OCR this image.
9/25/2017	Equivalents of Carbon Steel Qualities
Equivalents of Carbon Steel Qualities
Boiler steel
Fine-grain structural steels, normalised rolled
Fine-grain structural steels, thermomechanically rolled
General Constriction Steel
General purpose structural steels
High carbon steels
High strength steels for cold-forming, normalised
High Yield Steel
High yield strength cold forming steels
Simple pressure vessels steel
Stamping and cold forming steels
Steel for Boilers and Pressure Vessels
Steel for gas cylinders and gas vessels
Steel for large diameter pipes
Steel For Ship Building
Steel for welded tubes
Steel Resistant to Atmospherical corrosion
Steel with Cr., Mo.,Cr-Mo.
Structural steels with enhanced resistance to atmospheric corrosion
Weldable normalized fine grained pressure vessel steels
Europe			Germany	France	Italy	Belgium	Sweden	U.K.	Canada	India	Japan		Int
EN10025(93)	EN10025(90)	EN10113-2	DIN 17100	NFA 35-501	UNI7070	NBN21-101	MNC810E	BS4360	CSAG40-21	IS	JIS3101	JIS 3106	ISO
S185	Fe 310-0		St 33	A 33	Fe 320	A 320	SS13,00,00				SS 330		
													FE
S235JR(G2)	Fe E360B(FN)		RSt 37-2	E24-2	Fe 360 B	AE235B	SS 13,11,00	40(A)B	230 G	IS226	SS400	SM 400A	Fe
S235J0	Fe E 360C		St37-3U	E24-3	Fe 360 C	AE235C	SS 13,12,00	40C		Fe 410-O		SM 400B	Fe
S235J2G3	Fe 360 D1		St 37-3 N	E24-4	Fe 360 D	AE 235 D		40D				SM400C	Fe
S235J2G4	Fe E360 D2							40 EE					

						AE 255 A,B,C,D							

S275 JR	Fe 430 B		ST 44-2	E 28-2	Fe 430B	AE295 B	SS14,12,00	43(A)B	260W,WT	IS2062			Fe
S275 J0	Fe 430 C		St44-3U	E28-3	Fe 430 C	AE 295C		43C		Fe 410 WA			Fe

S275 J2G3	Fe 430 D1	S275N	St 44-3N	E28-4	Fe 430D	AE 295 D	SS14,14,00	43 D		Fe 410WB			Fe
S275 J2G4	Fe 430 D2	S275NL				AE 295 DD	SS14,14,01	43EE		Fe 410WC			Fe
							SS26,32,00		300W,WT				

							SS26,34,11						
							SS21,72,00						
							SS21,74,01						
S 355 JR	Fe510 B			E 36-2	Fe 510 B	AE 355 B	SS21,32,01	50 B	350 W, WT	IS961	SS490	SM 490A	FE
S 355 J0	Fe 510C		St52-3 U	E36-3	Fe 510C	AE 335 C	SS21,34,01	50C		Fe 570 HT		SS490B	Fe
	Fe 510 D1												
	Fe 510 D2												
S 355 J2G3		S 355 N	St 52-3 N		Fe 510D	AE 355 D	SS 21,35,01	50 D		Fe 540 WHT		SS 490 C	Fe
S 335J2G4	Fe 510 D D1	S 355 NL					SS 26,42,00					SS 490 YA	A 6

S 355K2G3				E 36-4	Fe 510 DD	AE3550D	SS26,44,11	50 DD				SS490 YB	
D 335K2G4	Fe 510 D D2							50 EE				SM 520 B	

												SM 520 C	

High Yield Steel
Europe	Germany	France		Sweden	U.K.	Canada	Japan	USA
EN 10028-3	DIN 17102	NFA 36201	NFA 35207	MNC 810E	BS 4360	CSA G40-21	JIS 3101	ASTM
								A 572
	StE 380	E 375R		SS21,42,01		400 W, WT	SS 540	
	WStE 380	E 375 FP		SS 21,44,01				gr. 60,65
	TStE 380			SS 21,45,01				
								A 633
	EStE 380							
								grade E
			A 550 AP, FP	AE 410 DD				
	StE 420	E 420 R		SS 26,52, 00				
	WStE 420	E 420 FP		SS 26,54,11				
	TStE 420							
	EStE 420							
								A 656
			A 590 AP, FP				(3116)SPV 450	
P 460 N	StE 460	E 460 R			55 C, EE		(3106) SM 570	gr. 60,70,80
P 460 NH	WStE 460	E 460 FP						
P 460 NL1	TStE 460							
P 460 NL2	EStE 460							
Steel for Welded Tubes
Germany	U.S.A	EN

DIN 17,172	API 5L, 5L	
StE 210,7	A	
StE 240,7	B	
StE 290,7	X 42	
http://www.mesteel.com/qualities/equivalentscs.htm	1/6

===============

Give only the count of lines in the data that include the string "Canada".

COMPLETED EXERCISE - 2